━━ Provided material

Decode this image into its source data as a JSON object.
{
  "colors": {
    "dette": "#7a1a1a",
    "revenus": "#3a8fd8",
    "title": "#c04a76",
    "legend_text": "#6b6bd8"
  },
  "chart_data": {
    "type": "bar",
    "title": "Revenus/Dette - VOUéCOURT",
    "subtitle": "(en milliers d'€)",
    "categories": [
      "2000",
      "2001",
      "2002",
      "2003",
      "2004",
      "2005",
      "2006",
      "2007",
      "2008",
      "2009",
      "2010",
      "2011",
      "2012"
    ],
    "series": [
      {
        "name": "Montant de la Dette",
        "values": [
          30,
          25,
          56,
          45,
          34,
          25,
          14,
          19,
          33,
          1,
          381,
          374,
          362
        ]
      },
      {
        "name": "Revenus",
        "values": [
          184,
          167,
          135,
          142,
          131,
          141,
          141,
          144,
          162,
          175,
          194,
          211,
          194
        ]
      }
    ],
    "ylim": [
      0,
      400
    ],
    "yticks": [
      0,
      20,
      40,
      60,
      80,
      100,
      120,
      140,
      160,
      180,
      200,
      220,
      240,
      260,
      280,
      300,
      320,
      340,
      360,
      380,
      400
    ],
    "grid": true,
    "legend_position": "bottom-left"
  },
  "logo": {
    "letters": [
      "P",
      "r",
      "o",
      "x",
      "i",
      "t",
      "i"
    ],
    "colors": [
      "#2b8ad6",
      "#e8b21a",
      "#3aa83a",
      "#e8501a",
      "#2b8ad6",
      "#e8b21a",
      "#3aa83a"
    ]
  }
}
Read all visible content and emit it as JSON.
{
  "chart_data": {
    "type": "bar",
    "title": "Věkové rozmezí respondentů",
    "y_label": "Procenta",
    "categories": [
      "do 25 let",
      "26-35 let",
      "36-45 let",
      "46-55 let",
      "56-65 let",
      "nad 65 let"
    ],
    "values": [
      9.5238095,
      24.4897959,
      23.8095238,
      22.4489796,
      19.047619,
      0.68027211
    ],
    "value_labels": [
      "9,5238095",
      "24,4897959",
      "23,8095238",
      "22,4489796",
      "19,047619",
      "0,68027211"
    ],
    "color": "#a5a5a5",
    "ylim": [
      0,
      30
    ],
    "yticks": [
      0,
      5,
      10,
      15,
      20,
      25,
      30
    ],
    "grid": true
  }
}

━━━━

## Task prompt
Gather each line from the entries above that includes the word "name".

## Worked solution
        "name": "Montant de la Dette",
        "name": "Revenus",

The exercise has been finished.